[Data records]

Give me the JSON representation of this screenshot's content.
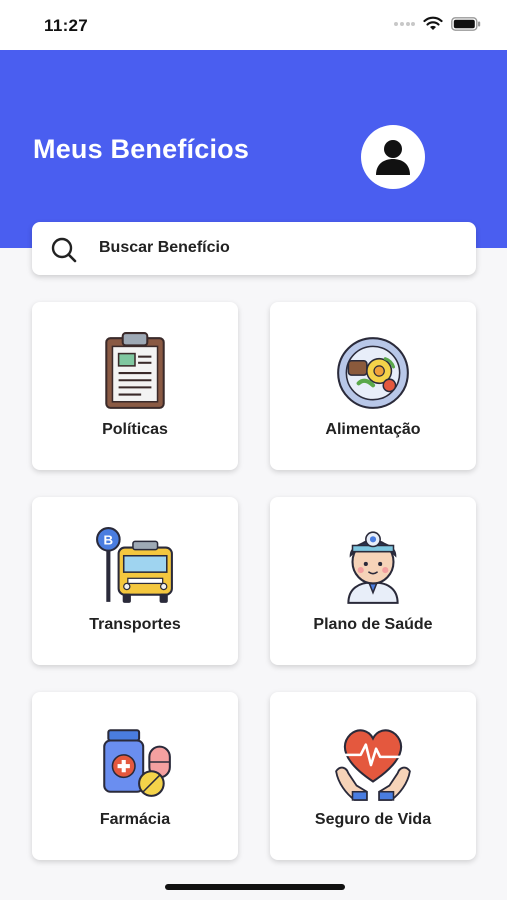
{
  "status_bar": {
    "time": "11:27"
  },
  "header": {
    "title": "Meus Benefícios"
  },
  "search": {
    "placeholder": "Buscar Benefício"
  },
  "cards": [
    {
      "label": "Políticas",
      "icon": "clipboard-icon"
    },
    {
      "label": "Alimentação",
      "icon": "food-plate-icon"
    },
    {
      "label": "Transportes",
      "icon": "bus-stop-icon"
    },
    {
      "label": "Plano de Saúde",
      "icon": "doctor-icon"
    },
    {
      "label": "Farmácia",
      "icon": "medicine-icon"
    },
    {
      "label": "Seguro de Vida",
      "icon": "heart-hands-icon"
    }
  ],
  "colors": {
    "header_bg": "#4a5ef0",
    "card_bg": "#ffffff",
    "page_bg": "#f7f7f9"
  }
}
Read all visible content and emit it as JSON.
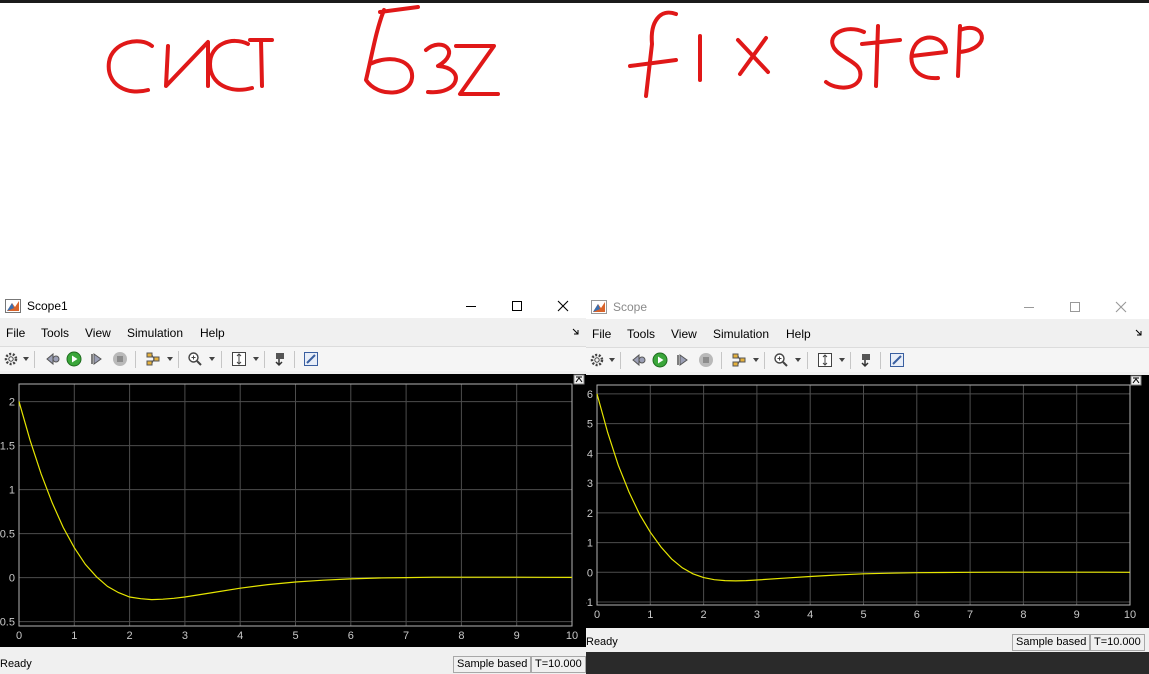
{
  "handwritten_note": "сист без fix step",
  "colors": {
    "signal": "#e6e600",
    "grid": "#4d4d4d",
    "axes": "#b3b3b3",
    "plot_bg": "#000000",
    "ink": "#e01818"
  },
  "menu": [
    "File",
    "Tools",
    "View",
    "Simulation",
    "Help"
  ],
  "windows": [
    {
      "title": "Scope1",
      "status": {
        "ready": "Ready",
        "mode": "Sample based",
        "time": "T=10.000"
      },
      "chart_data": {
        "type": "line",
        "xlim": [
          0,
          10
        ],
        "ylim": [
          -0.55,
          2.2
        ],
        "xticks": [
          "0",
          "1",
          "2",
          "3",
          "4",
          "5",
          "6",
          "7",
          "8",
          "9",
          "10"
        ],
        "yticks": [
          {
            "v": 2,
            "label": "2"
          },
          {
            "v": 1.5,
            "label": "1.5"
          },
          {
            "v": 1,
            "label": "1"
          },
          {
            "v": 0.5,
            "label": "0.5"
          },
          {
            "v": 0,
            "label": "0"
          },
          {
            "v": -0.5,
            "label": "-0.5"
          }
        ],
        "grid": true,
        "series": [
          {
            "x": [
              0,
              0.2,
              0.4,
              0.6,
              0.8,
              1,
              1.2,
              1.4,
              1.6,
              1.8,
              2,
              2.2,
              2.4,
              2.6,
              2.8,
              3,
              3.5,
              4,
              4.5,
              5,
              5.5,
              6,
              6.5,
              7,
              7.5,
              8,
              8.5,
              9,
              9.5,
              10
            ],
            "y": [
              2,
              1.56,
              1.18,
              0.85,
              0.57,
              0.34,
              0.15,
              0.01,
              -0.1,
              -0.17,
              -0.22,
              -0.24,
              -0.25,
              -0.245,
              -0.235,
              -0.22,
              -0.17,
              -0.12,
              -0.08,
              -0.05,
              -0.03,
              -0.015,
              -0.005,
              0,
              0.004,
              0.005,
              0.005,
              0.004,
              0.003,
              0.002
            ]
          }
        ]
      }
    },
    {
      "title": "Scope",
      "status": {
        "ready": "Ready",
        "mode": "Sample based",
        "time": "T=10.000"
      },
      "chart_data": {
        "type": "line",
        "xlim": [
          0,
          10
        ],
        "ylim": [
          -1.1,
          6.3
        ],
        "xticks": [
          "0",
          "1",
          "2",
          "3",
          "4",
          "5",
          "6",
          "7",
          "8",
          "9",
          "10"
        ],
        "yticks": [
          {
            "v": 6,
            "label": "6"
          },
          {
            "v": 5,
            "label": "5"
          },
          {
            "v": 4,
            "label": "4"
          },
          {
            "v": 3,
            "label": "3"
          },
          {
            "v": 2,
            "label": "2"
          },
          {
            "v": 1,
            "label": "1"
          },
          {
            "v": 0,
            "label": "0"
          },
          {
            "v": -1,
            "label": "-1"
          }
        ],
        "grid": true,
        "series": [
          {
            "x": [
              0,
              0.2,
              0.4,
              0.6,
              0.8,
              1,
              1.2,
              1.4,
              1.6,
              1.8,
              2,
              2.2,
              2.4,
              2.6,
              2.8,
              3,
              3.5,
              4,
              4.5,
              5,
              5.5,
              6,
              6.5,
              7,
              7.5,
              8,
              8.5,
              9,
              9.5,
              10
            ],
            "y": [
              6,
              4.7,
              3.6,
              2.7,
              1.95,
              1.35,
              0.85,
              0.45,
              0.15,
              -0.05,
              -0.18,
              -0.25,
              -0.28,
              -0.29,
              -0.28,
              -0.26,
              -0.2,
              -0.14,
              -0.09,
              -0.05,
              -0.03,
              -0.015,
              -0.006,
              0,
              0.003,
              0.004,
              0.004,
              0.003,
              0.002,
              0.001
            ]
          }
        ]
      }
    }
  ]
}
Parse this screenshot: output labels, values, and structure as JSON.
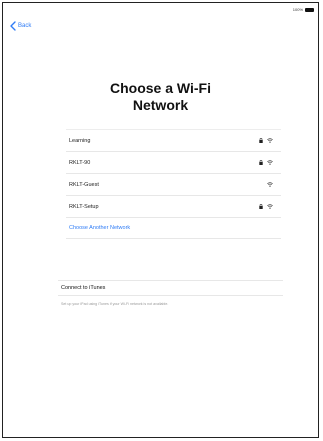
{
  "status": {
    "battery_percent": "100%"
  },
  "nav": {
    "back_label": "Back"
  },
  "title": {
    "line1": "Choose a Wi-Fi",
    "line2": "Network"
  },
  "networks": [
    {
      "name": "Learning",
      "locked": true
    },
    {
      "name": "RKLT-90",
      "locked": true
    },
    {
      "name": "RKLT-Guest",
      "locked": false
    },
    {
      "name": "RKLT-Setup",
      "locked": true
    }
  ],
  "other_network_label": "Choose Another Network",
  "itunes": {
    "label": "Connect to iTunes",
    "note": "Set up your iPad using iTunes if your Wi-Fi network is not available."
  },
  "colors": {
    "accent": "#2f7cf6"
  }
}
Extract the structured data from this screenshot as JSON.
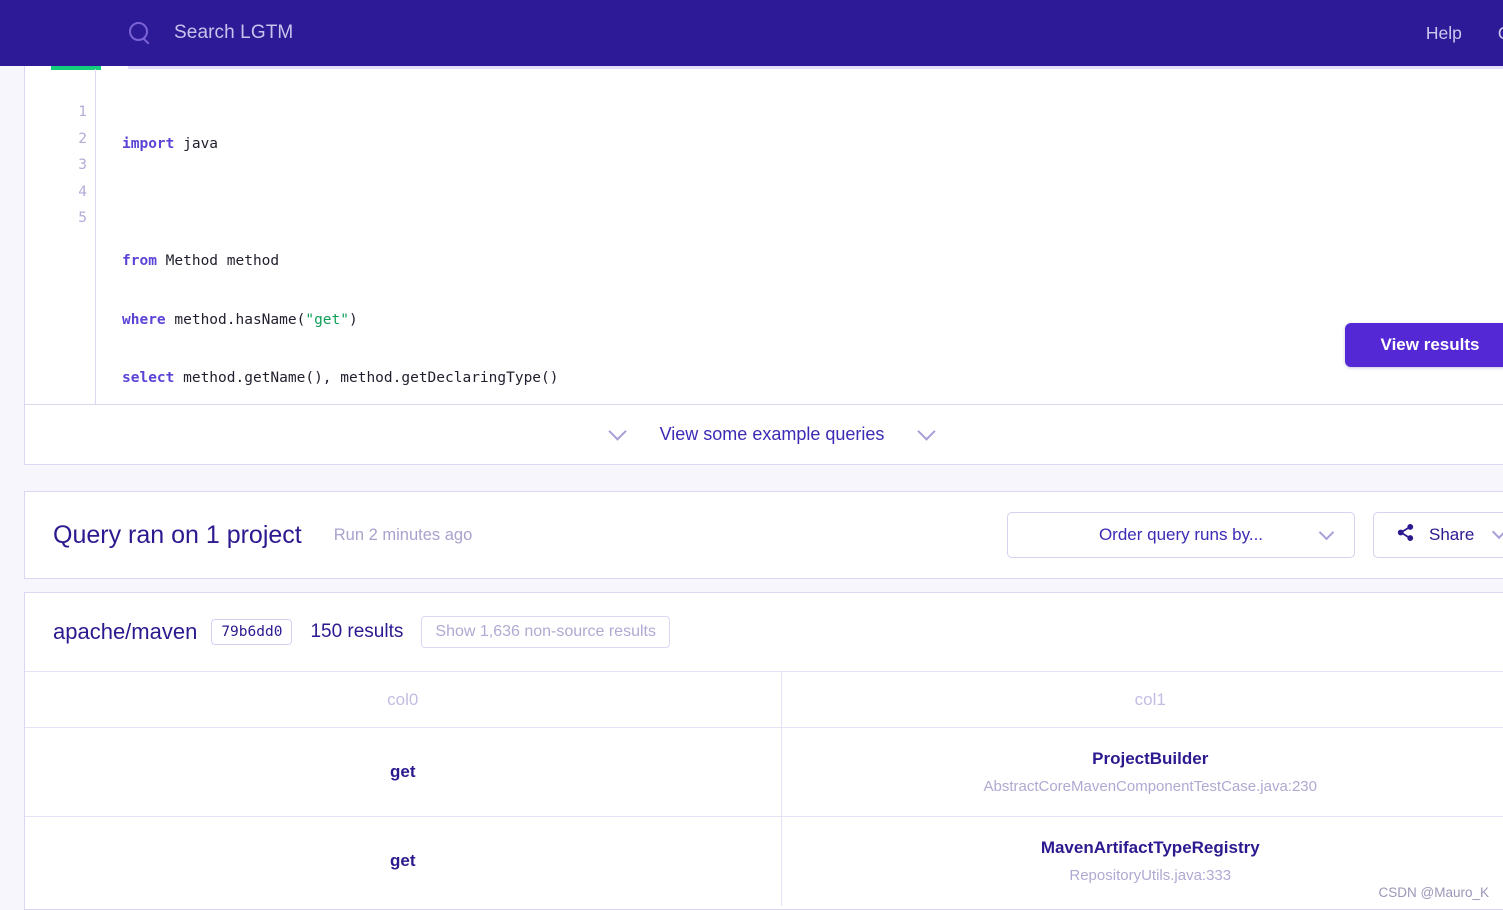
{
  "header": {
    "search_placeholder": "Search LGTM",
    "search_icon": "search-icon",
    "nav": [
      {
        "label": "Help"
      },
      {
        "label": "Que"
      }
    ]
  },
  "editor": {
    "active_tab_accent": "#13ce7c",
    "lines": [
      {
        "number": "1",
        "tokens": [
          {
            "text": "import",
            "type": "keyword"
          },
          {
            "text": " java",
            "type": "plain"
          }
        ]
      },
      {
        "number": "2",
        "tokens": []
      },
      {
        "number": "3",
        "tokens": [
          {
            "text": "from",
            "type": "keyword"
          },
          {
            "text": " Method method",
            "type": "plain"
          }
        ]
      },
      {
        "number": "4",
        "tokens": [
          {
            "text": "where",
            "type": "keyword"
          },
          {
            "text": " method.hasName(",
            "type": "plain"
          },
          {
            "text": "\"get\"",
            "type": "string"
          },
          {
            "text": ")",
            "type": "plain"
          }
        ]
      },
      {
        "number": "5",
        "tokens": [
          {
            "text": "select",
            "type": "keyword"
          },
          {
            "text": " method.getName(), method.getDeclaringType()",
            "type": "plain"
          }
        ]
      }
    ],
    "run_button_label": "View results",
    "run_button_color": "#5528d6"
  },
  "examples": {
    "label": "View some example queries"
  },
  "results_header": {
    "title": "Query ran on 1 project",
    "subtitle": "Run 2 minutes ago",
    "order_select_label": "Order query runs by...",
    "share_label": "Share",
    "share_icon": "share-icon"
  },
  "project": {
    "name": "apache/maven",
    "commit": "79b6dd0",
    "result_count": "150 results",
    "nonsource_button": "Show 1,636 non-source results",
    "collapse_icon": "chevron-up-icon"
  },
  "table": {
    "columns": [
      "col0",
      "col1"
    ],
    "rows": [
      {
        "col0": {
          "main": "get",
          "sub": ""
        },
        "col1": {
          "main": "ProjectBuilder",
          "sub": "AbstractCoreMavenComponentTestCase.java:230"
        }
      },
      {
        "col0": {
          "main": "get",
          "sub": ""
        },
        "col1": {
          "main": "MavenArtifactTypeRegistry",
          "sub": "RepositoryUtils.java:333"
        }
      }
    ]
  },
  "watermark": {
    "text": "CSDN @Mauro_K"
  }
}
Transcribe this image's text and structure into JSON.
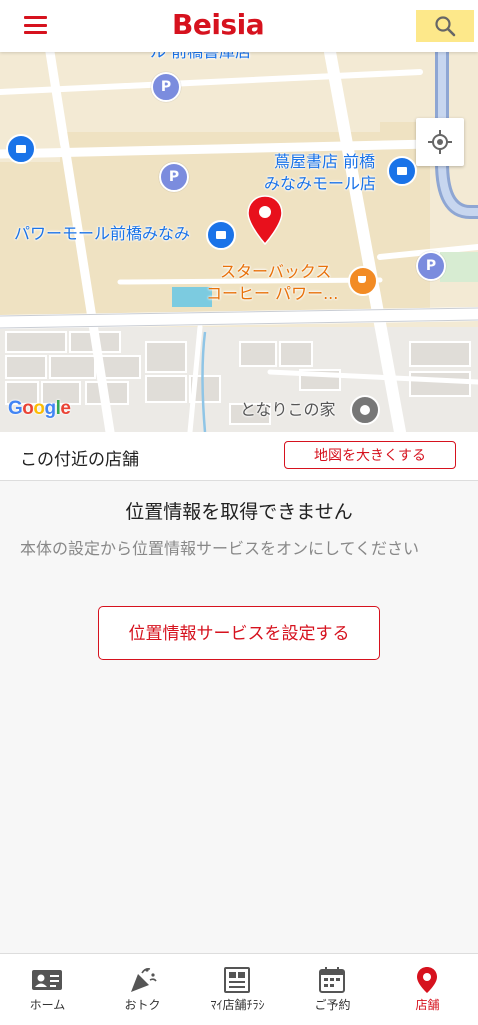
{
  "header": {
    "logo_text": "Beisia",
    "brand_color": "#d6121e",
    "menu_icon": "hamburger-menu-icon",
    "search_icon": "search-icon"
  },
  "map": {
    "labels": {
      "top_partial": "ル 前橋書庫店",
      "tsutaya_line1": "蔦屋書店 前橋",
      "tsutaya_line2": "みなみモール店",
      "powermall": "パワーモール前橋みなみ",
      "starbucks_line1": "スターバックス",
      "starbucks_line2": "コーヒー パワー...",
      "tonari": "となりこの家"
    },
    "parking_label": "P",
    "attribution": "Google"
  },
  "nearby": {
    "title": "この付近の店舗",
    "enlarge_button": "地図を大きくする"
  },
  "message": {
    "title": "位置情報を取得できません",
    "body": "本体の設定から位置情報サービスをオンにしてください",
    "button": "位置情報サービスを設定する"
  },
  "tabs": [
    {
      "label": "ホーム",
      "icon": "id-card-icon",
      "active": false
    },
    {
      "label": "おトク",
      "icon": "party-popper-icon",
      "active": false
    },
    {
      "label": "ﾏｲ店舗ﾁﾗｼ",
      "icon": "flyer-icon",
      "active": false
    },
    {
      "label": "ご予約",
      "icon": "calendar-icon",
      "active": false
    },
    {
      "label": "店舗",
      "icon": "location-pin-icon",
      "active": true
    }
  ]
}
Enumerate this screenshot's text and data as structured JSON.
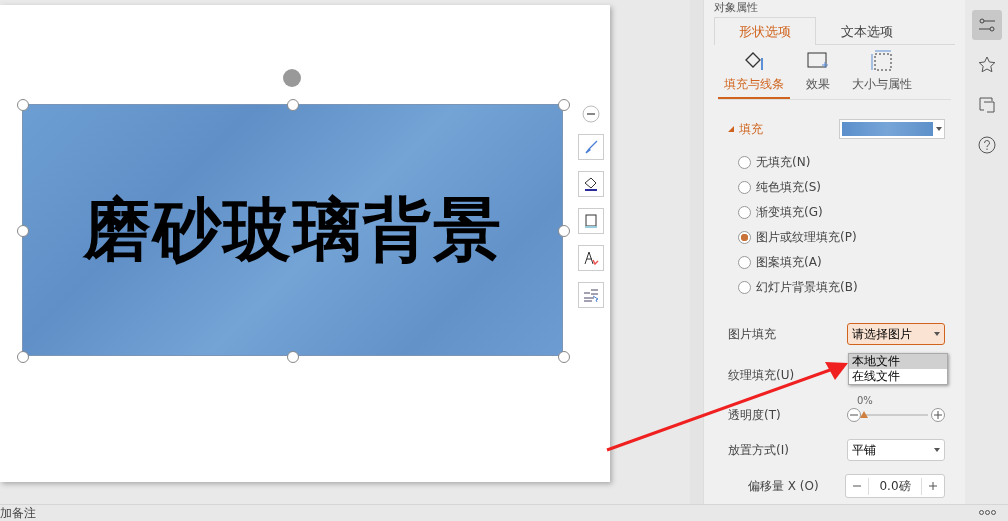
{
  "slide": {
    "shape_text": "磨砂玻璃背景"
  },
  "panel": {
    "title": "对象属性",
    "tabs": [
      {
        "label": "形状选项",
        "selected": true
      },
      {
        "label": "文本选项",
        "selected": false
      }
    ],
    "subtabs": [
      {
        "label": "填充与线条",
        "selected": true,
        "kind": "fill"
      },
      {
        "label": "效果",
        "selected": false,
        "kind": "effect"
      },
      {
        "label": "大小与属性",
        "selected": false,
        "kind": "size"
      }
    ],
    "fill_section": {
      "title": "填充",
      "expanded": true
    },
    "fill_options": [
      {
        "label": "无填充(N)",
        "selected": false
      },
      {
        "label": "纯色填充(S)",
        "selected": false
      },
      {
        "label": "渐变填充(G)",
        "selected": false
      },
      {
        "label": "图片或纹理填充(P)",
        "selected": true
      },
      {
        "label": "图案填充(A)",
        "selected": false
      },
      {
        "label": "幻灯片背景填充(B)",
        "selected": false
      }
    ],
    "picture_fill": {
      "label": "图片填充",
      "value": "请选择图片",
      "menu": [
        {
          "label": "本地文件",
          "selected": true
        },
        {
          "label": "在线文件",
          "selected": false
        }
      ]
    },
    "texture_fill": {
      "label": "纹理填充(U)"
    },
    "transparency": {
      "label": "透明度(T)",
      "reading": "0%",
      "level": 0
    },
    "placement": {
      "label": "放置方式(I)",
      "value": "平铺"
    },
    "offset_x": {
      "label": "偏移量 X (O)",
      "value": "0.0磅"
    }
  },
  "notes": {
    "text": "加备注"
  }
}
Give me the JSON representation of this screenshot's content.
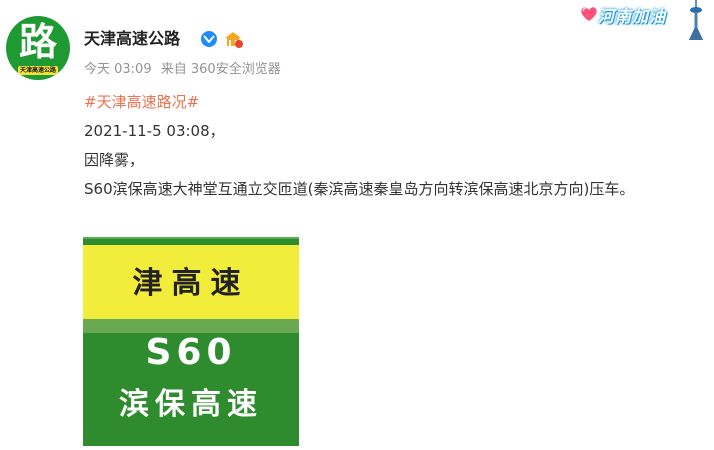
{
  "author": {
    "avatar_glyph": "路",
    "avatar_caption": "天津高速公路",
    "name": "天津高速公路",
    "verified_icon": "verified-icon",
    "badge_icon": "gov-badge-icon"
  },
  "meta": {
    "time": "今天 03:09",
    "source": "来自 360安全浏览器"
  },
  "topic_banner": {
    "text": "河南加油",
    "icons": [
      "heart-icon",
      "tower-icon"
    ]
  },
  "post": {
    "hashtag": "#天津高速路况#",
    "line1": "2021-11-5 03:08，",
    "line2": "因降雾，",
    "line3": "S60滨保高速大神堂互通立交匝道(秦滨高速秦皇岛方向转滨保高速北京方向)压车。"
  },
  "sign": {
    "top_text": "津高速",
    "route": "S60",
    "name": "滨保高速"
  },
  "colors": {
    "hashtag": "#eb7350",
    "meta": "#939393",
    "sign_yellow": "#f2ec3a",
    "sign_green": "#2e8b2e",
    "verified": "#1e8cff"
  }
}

Job
Within the records, how many lines include "from"? The answer is the number and nothing else.

Full solution
2